Will you print the material below without altering a single character?

(Part of a data file)
* start *
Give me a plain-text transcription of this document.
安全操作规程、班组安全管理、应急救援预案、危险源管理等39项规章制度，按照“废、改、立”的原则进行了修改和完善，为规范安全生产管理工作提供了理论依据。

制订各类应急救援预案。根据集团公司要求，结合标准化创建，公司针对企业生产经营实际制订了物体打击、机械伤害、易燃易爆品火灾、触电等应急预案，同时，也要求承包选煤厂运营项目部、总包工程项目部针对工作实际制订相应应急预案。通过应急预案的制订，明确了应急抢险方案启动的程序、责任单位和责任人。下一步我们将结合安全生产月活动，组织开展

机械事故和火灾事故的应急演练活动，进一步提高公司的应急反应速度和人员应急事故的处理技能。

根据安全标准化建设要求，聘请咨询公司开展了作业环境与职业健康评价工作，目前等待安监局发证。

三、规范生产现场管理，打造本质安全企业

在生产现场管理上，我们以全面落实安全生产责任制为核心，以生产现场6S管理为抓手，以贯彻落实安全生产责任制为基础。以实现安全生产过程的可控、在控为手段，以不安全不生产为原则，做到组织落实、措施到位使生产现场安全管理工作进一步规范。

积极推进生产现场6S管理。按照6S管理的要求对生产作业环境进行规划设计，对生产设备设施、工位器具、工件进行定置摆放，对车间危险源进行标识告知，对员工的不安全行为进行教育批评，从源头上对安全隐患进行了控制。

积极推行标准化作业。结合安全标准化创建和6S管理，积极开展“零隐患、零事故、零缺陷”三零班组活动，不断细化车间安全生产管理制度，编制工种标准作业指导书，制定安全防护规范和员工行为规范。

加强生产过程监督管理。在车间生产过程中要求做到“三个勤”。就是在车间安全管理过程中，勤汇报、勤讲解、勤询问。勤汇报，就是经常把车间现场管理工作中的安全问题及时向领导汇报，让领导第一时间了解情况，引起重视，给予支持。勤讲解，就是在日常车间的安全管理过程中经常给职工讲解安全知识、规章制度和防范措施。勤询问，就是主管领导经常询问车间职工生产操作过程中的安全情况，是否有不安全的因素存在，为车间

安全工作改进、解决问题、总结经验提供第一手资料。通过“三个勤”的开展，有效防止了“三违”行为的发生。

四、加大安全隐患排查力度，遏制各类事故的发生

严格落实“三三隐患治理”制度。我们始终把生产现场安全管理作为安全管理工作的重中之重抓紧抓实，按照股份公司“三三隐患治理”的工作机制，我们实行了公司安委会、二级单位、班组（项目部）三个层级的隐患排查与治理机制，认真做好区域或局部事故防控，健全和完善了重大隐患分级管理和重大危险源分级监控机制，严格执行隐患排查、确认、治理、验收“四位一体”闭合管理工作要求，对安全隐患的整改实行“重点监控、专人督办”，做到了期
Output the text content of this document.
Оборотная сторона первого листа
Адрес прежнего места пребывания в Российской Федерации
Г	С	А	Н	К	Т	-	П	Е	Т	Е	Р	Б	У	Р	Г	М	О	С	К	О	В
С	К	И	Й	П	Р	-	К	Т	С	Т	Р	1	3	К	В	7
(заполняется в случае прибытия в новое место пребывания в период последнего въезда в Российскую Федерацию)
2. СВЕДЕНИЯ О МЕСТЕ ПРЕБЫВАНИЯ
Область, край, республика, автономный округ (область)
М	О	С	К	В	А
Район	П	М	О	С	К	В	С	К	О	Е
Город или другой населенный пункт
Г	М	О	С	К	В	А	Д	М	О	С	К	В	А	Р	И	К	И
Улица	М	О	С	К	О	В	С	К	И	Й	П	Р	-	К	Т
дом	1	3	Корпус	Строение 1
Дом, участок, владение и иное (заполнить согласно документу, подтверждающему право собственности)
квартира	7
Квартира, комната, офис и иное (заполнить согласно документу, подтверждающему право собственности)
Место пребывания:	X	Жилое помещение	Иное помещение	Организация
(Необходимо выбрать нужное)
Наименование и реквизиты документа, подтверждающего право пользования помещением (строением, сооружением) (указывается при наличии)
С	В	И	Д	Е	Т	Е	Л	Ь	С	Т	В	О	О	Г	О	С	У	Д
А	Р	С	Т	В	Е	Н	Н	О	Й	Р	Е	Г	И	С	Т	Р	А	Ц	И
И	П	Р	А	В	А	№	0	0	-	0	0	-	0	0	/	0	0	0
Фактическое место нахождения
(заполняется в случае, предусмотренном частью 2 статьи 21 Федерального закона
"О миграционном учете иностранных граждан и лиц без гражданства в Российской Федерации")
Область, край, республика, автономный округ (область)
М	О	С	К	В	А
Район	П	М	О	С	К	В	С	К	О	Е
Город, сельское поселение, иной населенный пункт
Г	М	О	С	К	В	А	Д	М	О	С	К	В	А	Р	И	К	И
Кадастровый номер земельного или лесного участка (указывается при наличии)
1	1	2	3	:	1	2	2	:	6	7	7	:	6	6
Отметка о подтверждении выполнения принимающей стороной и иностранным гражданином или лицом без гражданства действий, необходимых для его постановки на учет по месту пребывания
* end *
### Written solution
Give me a plain-text transcription of this document.
安全操作规程、班组安全管理、应急救援预案、危险源管理等39项规章制度，按照“废、改、立”的原则进行了修改和完善，为规范安全生产管理工作提供了理论依据。

制订各类应急救援预案。根据集团公司要求，结合标准化创建，公司针对企业生产经营实际制订了物体打击、机械伤害、易燃易爆品火灾、触电等应急预案，同时，也要求承包选煤厂运营项目部、总包工程项目部针对工作实际制订相应应急预案。通过应急预案的制订，明确了应急抢险方案启动的程序、责任单位和责任人。下一步我们将结合安全生产月活动，组织开展

机械事故和火灾事故的应急演练活动，进一步提高公司的应急反应速度和人员应急事故的处理技能。

根据安全标准化建设要求，聘请咨询公司开展了作业环境与职业健康评价工作，目前等待安监局发证。

三、规范生产现场管理，打造本质安全企业

在生产现场管理上，我们以全面落实安全生产责任制为核心，以生产现场6S管理为抓手，以贯彻落实安全生产责任制为基础。以实现安全生产过程的可控、在控为手段，以不安全不生产为原则，做到组织落实、措施到位使生产现场安全管理工作进一步规范。

积极推进生产现场6S管理。按照6S管理的要求对生产作业环境进行规划设计，对生产设备设施、工位器具、工件进行定置摆放，对车间危险源进行标识告知，对员工的不安全行为进行教育批评，从源头上对安全隐患进行了控制。

积极推行标准化作业。结合安全标准化创建和6S管理，积极开展“零隐患、零事故、零缺陷”三零班组活动，不断细化车间安全生产管理制度，编制工种标准作业指导书，制定安全防护规范和员工行为规范。

加强生产过程监督管理。在车间生产过程中要求做到“三个勤”。就是在车间安全管理过程中，勤汇报、勤讲解、勤询问。勤汇报，就是经常把车间现场管理工作中的安全问题及时向领导汇报，让领导第一时间了解情况，引起重视，给予支持。勤讲解，就是在日常车间的安全管理过程中经常给职工讲解安全知识、规章制度和防范措施。勤询问，就是主管领导经常询问车间职工生产操作过程中的安全情况，是否有不安全的因素存在，为车间

安全工作改进、解决问题、总结经验提供第一手资料。通过“三个勤”的开展，有效防止了“三违”行为的发生。

四、加大安全隐患排查力度，遏制各类事故的发生

严格落实“三三隐患治理”制度。我们始终把生产现场安全管理作为安全管理工作的重中之重抓紧抓实，按照股份公司“三三隐患治理”的工作机制，我们实行了公司安委会、二级单位、班组（项目部）三个层级的隐患排查与治理机制，认真做好区域或局部事故防控，健全和完善了重大隐患分级管理和重大危险源分级监控机制，严格执行隐患排查、确认、治理、验收“四位一体”闭合管理工作要求，对安全隐患的整改实行“重点监控、专人督办”，做到了期
Output the text content of this document.
Оборотная сторона первого листа
Адрес прежнего места пребывания в Российской Федерации
Г	С	А	Н	К	Т	-	П	Е	Т	Е	Р	Б	У	Р	Г	М	О	С	К	О	В
С	К	И	Й	П	Р	-	К	Т	С	Т	Р	1	3	К	В	7
(заполняется в случае прибытия в новое место пребывания в период последнего въезда в Российскую Федерацию)
2. СВЕДЕНИЯ О МЕСТЕ ПРЕБЫВАНИЯ
Область, край, республика, автономный округ (область)
М	О	С	К	В	А
Район	П	М	О	С	К	В	С	К	О	Е
Город или другой населенный пункт
Г	М	О	С	К	В	А	Д	М	О	С	К	В	А	Р	И	К	И
Улица	М	О	С	К	О	В	С	К	И	Й	П	Р	-	К	Т
дом	1	3	Корпус	Строение 1
Дом, участок, владение и иное (заполнить согласно документу, подтверждающему право собственности)
квартира	7
Квартира, комната, офис и иное (заполнить согласно документу, подтверждающему право собственности)
Место пребывания:	X	Жилое помещение	Иное помещение	Организация
(Необходимо выбрать нужное)
Наименование и реквизиты документа, подтверждающего право пользования помещением (строением, сооружением) (указывается при наличии)
С	В	И	Д	Е	Т	Е	Л	Ь	С	Т	В	О	О	Г	О	С	У	Д
А	Р	С	Т	В	Е	Н	Н	О	Й	Р	Е	Г	И	С	Т	Р	А	Ц	И
И	П	Р	А	В	А	№	0	0	-	0	0	-	0	0	/	0	0	0
Фактическое место нахождения
(заполняется в случае, предусмотренном частью 2 статьи 21 Федерального закона
"О миграционном учете иностранных граждан и лиц без гражданства в Российской Федерации")
Область, край, республика, автономный округ (область)
М	О	С	К	В	А
Район	П	М	О	С	К	В	С	К	О	Е
Город, сельское поселение, иной населенный пункт
Г	М	О	С	К	В	А	Д	М	О	С	К	В	А	Р	И	К	И
Кадастровый номер земельного или лесного участка (указывается при наличии)
1	1	2	3	:	1	2	2	:	6	7	7	:	6	6
Отметка о подтверждении выполнения принимающей стороной и иностранным гражданином или лицом без гражданства действий, необходимых для его постановки на учет по месту пребывания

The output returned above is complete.